Identify the lines bearing the string "认真谋划" and gather them.

========================================

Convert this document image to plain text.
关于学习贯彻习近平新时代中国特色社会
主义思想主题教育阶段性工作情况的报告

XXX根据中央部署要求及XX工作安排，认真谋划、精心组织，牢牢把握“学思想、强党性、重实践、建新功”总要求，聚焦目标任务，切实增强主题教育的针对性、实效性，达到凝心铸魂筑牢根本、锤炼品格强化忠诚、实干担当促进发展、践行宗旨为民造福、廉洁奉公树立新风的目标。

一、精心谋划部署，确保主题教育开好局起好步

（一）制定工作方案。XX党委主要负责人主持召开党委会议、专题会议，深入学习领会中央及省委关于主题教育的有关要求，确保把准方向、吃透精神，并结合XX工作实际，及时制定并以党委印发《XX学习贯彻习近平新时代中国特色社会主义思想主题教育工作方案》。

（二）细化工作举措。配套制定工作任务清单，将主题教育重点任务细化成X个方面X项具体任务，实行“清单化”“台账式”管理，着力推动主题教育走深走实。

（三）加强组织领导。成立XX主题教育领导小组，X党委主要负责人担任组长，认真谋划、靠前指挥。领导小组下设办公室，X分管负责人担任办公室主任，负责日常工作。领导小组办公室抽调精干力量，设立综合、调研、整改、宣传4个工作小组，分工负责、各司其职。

========================================

◆ SOLUTION FOR THIS EXERCISE:
XXX根据中央部署要求及XX工作安排，认真谋划、精心组织，牢牢把握“学思想、强党性、重实践、建新功”总要求，聚焦目标任务，切实增强主题教育的针对性、实效性，达到凝心铸魂筑牢根本、锤炼品格强化忠诚、实干担当促进发展、践行宗旨为民造福、廉洁奉公树立新风的目标。
（三）加强组织领导。成立XX主题教育领导小组，X党委主要负责人担任组长，认真谋划、靠前指挥。领导小组下设办公室，X分管负责人担任办公室主任，负责日常工作。领导小组办公室抽调精干力量，设立综合、调研、整改、宣传4个工作小组，分工负责、各司其职。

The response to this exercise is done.